• [Stated task]: Below is a listing; write it out exactly and drop any images from it.

• [Data]:

— BEGIN —

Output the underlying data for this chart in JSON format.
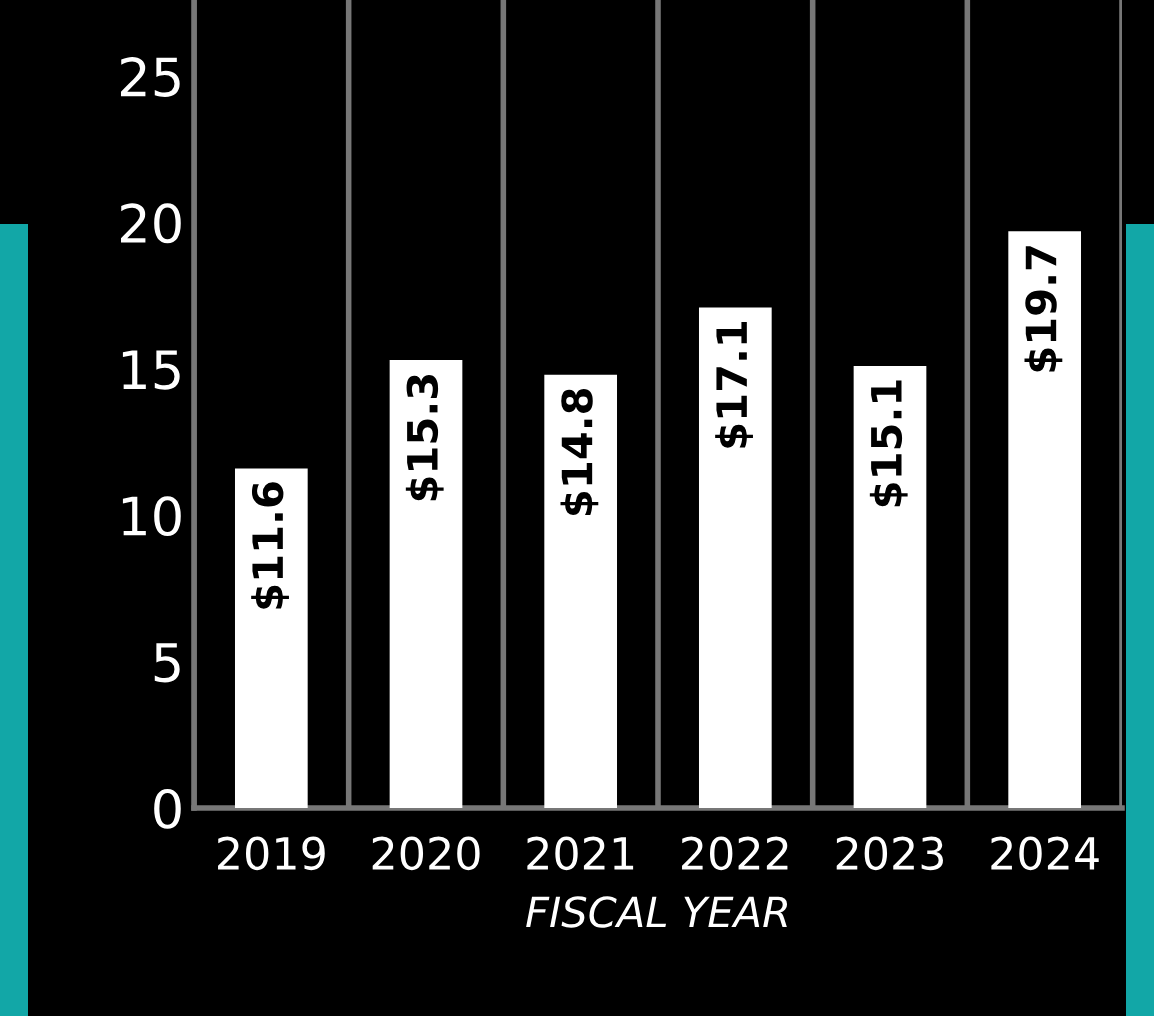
{
  "chart_data": {
    "type": "bar",
    "xlabel": "FISCAL YEAR",
    "categories": [
      "2019",
      "2020",
      "2021",
      "2022",
      "2023",
      "2024"
    ],
    "values": [
      11.6,
      15.3,
      14.8,
      17.1,
      15.1,
      19.7
    ],
    "color": "#ffffff",
    "value_labels": [
      "$11.6",
      "$15.3",
      "$14.8",
      "$17.1",
      "$15.1",
      "$19.7"
    ],
    "ylim": [
      0,
      27.6
    ],
    "yticks": [
      0,
      5,
      10,
      15,
      20,
      25
    ],
    "grid": "x"
  }
}
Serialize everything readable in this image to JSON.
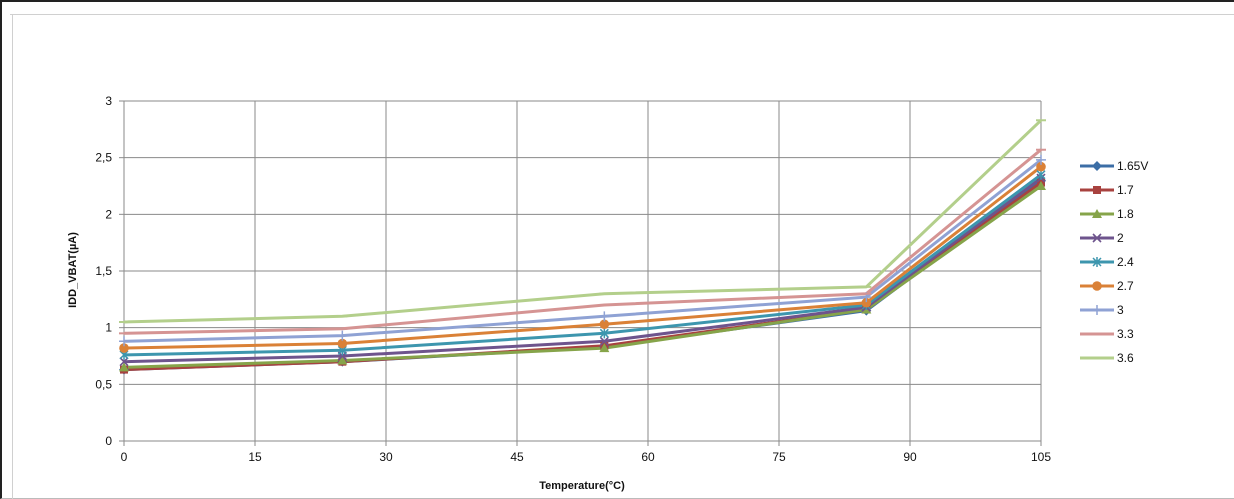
{
  "chart_data": {
    "type": "line",
    "title": "",
    "xlabel": "Temperature(°C)",
    "ylabel": "IDD_VBAT(µA)",
    "x": [
      0,
      25,
      55,
      85,
      105
    ],
    "xlim": [
      0,
      105
    ],
    "ylim": [
      0,
      3
    ],
    "xticks": [
      "0",
      "15",
      "30",
      "45",
      "60",
      "75",
      "90",
      "105"
    ],
    "xtick_values": [
      0,
      15,
      30,
      45,
      60,
      75,
      90,
      105
    ],
    "yticks": [
      "0",
      "0,5",
      "1",
      "1,5",
      "2",
      "2,5",
      "3"
    ],
    "ytick_values": [
      0,
      0.5,
      1,
      1.5,
      2,
      2.5,
      3
    ],
    "grid": true,
    "legend_position": "right",
    "series": [
      {
        "name": "1.65V",
        "color": "#3c6ea6",
        "marker": "diamond",
        "values": [
          0.63,
          0.7,
          0.83,
          1.15,
          2.3
        ]
      },
      {
        "name": "1.7",
        "color": "#a8423f",
        "marker": "square",
        "values": [
          0.63,
          0.7,
          0.84,
          1.16,
          2.28
        ]
      },
      {
        "name": "1.8",
        "color": "#86a44a",
        "marker": "triangle",
        "values": [
          0.65,
          0.71,
          0.82,
          1.16,
          2.25
        ]
      },
      {
        "name": "2",
        "color": "#6e548d",
        "marker": "x",
        "values": [
          0.7,
          0.75,
          0.88,
          1.18,
          2.32
        ]
      },
      {
        "name": "2.4",
        "color": "#3d96ae",
        "marker": "star",
        "values": [
          0.76,
          0.8,
          0.95,
          1.2,
          2.35
        ]
      },
      {
        "name": "2.7",
        "color": "#da8137",
        "marker": "circle",
        "values": [
          0.82,
          0.86,
          1.03,
          1.22,
          2.42
        ]
      },
      {
        "name": "3",
        "color": "#8fa2d4",
        "marker": "plus",
        "values": [
          0.88,
          0.93,
          1.1,
          1.27,
          2.48
        ]
      },
      {
        "name": "3.3",
        "color": "#d59493",
        "marker": "dash",
        "values": [
          0.95,
          0.99,
          1.2,
          1.3,
          2.57
        ]
      },
      {
        "name": "3.6",
        "color": "#b3cf8b",
        "marker": "dash",
        "values": [
          1.05,
          1.1,
          1.3,
          1.36,
          2.83
        ]
      }
    ]
  }
}
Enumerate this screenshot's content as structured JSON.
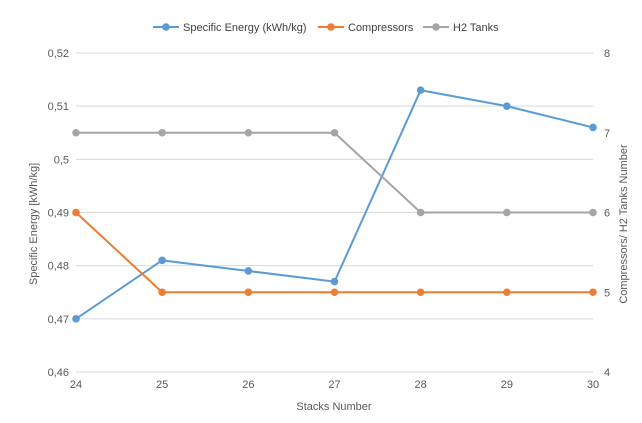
{
  "chart_data": {
    "type": "line",
    "x": [
      24,
      25,
      26,
      27,
      28,
      29,
      30
    ],
    "xlabel": "Stacks Number",
    "y_left": {
      "label": "Specific Energy [kWh/kg]",
      "lim": [
        0.46,
        0.52
      ],
      "ticks": [
        "0,46",
        "0,47",
        "0,48",
        "0,49",
        "0,5",
        "0,51",
        "0,52"
      ]
    },
    "y_right": {
      "label": "Compressors/ H2 Tanks Number",
      "lim": [
        4,
        8
      ],
      "ticks": [
        "4",
        "5",
        "6",
        "7",
        "8"
      ]
    },
    "grid": true,
    "legend_position": "top",
    "series": [
      {
        "name": "Specific Energy (kWh/kg)",
        "axis": "left",
        "color": "#5b9bd5",
        "values": [
          0.47,
          0.481,
          0.479,
          0.477,
          0.513,
          0.51,
          0.506
        ]
      },
      {
        "name": "Compressors",
        "axis": "right",
        "color": "#ed7d31",
        "values": [
          6,
          5,
          5,
          5,
          5,
          5,
          5
        ]
      },
      {
        "name": "H2 Tanks",
        "axis": "right",
        "color": "#a5a5a5",
        "values": [
          7,
          7,
          7,
          7,
          6,
          6,
          6
        ]
      }
    ]
  }
}
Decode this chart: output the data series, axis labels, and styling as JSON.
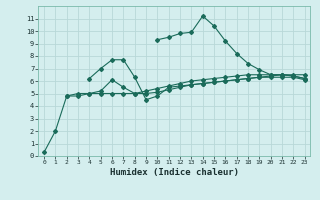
{
  "xlabel": "Humidex (Indice chaleur)",
  "ylabel": "",
  "bg_color": "#d4eeee",
  "grid_color": "#b8d8d8",
  "line_color": "#1a6b5a",
  "xlim": [
    -0.5,
    23.5
  ],
  "ylim": [
    0,
    12
  ],
  "xticks": [
    0,
    1,
    2,
    3,
    4,
    5,
    6,
    7,
    8,
    9,
    10,
    11,
    12,
    13,
    14,
    15,
    16,
    17,
    18,
    19,
    20,
    21,
    22,
    23
  ],
  "yticks": [
    0,
    1,
    2,
    3,
    4,
    5,
    6,
    7,
    8,
    9,
    10,
    11
  ],
  "series": [
    {
      "x": [
        0,
        1,
        2,
        3,
        4,
        5,
        6,
        7,
        8,
        9,
        10,
        11,
        12,
        13,
        14,
        15,
        16,
        17,
        18,
        19,
        20,
        21,
        22,
        23
      ],
      "y": [
        0.3,
        2.0,
        4.8,
        5.0,
        5.0,
        5.0,
        5.0,
        5.0,
        5.0,
        5.0,
        5.1,
        5.3,
        5.5,
        5.7,
        5.8,
        5.9,
        6.0,
        6.1,
        6.2,
        6.3,
        6.3,
        6.3,
        6.3,
        6.1
      ]
    },
    {
      "x": [
        2,
        3,
        4,
        5,
        6,
        7,
        8,
        9,
        10,
        11,
        12,
        13,
        14,
        15,
        16,
        17,
        18,
        19,
        20,
        21,
        22,
        23
      ],
      "y": [
        4.8,
        4.8,
        5.0,
        5.2,
        6.1,
        5.5,
        5.0,
        5.2,
        5.4,
        5.6,
        5.8,
        6.0,
        6.1,
        6.2,
        6.3,
        6.4,
        6.5,
        6.5,
        6.5,
        6.5,
        6.4,
        6.2
      ]
    },
    {
      "x": [
        4,
        5,
        6,
        7,
        8,
        9,
        10,
        11,
        12,
        13,
        14,
        15,
        16,
        17,
        18,
        19,
        20,
        21,
        22,
        23
      ],
      "y": [
        6.2,
        7.0,
        7.7,
        7.7,
        6.3,
        4.5,
        4.8,
        5.5,
        5.6,
        5.7,
        5.8,
        5.9,
        6.0,
        6.1,
        6.2,
        6.3,
        6.4,
        6.5,
        6.5,
        6.5
      ]
    },
    {
      "x": [
        10,
        11,
        12,
        13,
        14,
        15,
        16,
        17,
        18,
        19,
        20,
        21,
        22,
        23
      ],
      "y": [
        9.3,
        9.5,
        9.8,
        9.9,
        11.2,
        10.4,
        9.2,
        8.2,
        7.4,
        6.9,
        6.5,
        6.5,
        6.4,
        6.2
      ]
    }
  ]
}
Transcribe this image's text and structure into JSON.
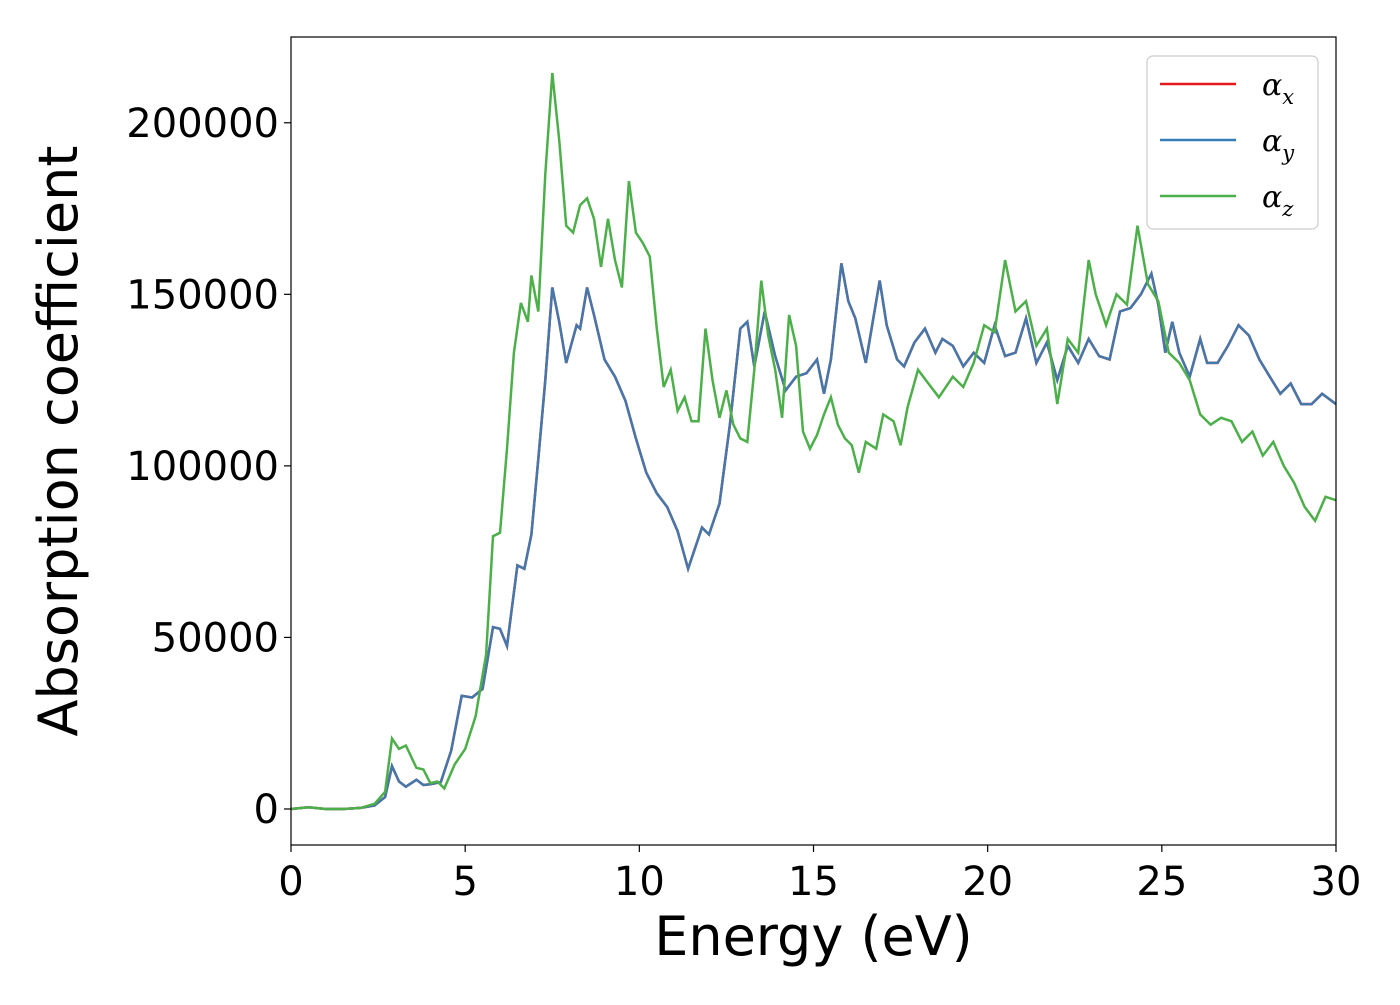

— END —

• [Exercise solution]:
Output the underlying data for this chart in JSON format.
{
  "chart_data": {
    "type": "bar",
    "xlabel": "FISCAL YEAR",
    "categories": [
      "2019",
      "2020",
      "2021",
      "2022",
      "2023",
      "2024"
    ],
    "values": [
      11.6,
      15.3,
      14.8,
      17.1,
      15.1,
      19.7
    ],
    "color": "#ffffff",
    "value_labels": [
      "$11.6",
      "$15.3",
      "$14.8",
      "$17.1",
      "$15.1",
      "$19.7"
    ],
    "ylim": [
      0,
      27.6
    ],
    "yticks": [
      0,
      5,
      10,
      15,
      20,
      25
    ],
    "grid": "x"
  }
}
Serialize everything readable in this image to JSON.
{
  "chart_data": {
    "type": "line",
    "title": "",
    "xlabel": "Temperature(°C)",
    "ylabel": "IDD_VBAT(µA)",
    "x": [
      0,
      25,
      55,
      85,
      105
    ],
    "xlim": [
      0,
      105
    ],
    "ylim": [
      0,
      3
    ],
    "xticks": [
      "0",
      "15",
      "30",
      "45",
      "60",
      "75",
      "90",
      "105"
    ],
    "xtick_values": [
      0,
      15,
      30,
      45,
      60,
      75,
      90,
      105
    ],
    "yticks": [
      "0",
      "0,5",
      "1",
      "1,5",
      "2",
      "2,5",
      "3"
    ],
    "ytick_values": [
      0,
      0.5,
      1,
      1.5,
      2,
      2.5,
      3
    ],
    "grid": true,
    "legend_position": "right",
    "series": [
      {
        "name": "1.65V",
        "color": "#3c6ea6",
        "marker": "diamond",
        "values": [
          0.63,
          0.7,
          0.83,
          1.15,
          2.3
        ]
      },
      {
        "name": "1.7",
        "color": "#a8423f",
        "marker": "square",
        "values": [
          0.63,
          0.7,
          0.84,
          1.16,
          2.28
        ]
      },
      {
        "name": "1.8",
        "color": "#86a44a",
        "marker": "triangle",
        "values": [
          0.65,
          0.71,
          0.82,
          1.16,
          2.25
        ]
      },
      {
        "name": "2",
        "color": "#6e548d",
        "marker": "x",
        "values": [
          0.7,
          0.75,
          0.88,
          1.18,
          2.32
        ]
      },
      {
        "name": "2.4",
        "color": "#3d96ae",
        "marker": "star",
        "values": [
          0.76,
          0.8,
          0.95,
          1.2,
          2.35
        ]
      },
      {
        "name": "2.7",
        "color": "#da8137",
        "marker": "circle",
        "values": [
          0.82,
          0.86,
          1.03,
          1.22,
          2.42
        ]
      },
      {
        "name": "3",
        "color": "#8fa2d4",
        "marker": "plus",
        "values": [
          0.88,
          0.93,
          1.1,
          1.27,
          2.48
        ]
      },
      {
        "name": "3.3",
        "color": "#d59493",
        "marker": "dash",
        "values": [
          0.95,
          0.99,
          1.2,
          1.3,
          2.57
        ]
      },
      {
        "name": "3.6",
        "color": "#b3cf8b",
        "marker": "dash",
        "values": [
          1.05,
          1.1,
          1.3,
          1.36,
          2.83
        ]
      }
    ]
  }
}
Enumerate this screenshot's content as structured JSON.
{
  "chart_data": {
    "type": "line",
    "x": [
      24,
      25,
      26,
      27,
      28,
      29,
      30
    ],
    "xlabel": "Stacks Number",
    "y_left": {
      "label": "Specific Energy [kWh/kg]",
      "lim": [
        0.46,
        0.52
      ],
      "ticks": [
        "0,46",
        "0,47",
        "0,48",
        "0,49",
        "0,5",
        "0,51",
        "0,52"
      ]
    },
    "y_right": {
      "label": "Compressors/ H2 Tanks Number",
      "lim": [
        4,
        8
      ],
      "ticks": [
        "4",
        "5",
        "6",
        "7",
        "8"
      ]
    },
    "grid": true,
    "legend_position": "top",
    "series": [
      {
        "name": "Specific Energy (kWh/kg)",
        "axis": "left",
        "color": "#5b9bd5",
        "values": [
          0.47,
          0.481,
          0.479,
          0.477,
          0.513,
          0.51,
          0.506
        ]
      },
      {
        "name": "Compressors",
        "axis": "right",
        "color": "#ed7d31",
        "values": [
          6,
          5,
          5,
          5,
          5,
          5,
          5
        ]
      },
      {
        "name": "H2 Tanks",
        "axis": "right",
        "color": "#a5a5a5",
        "values": [
          7,
          7,
          7,
          7,
          6,
          6,
          6
        ]
      }
    ]
  }
}
Decode this chart: output the data series, axis labels, and styling as JSON.
{
  "xlabel": "Humidex (Indice chaleur)",
  "ylabel": "",
  "bg_color": "#d4eeee",
  "grid_color": "#b8d8d8",
  "line_color": "#1a6b5a",
  "xlim": [
    -0.5,
    23.5
  ],
  "ylim": [
    0,
    12
  ],
  "xticks": [
    0,
    1,
    2,
    3,
    4,
    5,
    6,
    7,
    8,
    9,
    10,
    11,
    12,
    13,
    14,
    15,
    16,
    17,
    18,
    19,
    20,
    21,
    22,
    23
  ],
  "yticks": [
    0,
    1,
    2,
    3,
    4,
    5,
    6,
    7,
    8,
    9,
    10,
    11
  ],
  "series": [
    {
      "x": [
        0,
        1,
        2,
        3,
        4,
        5,
        6,
        7,
        8,
        9,
        10,
        11,
        12,
        13,
        14,
        15,
        16,
        17,
        18,
        19,
        20,
        21,
        22,
        23
      ],
      "y": [
        0.3,
        2.0,
        4.8,
        5.0,
        5.0,
        5.0,
        5.0,
        5.0,
        5.0,
        5.0,
        5.1,
        5.3,
        5.5,
        5.7,
        5.8,
        5.9,
        6.0,
        6.1,
        6.2,
        6.3,
        6.3,
        6.3,
        6.3,
        6.1
      ]
    },
    {
      "x": [
        2,
        3,
        4,
        5,
        6,
        7,
        8,
        9,
        10,
        11,
        12,
        13,
        14,
        15,
        16,
        17,
        18,
        19,
        20,
        21,
        22,
        23
      ],
      "y": [
        4.8,
        4.8,
        5.0,
        5.2,
        6.1,
        5.5,
        5.0,
        5.2,
        5.4,
        5.6,
        5.8,
        6.0,
        6.1,
        6.2,
        6.3,
        6.4,
        6.5,
        6.5,
        6.5,
        6.5,
        6.4,
        6.2
      ]
    },
    {
      "x": [
        4,
        5,
        6,
        7,
        8,
        9,
        10,
        11,
        12,
        13,
        14,
        15,
        16,
        17,
        18,
        19,
        20,
        21,
        22,
        23
      ],
      "y": [
        6.2,
        7.0,
        7.7,
        7.7,
        6.3,
        4.5,
        4.8,
        5.5,
        5.6,
        5.7,
        5.8,
        5.9,
        6.0,
        6.1,
        6.2,
        6.3,
        6.4,
        6.5,
        6.5,
        6.5
      ]
    },
    {
      "x": [
        10,
        11,
        12,
        13,
        14,
        15,
        16,
        17,
        18,
        19,
        20,
        21,
        22,
        23
      ],
      "y": [
        9.3,
        9.5,
        9.8,
        9.9,
        11.2,
        10.4,
        9.2,
        8.2,
        7.4,
        6.9,
        6.5,
        6.5,
        6.4,
        6.2
      ]
    }
  ]
}
Transcribe this image's text and structure into JSON.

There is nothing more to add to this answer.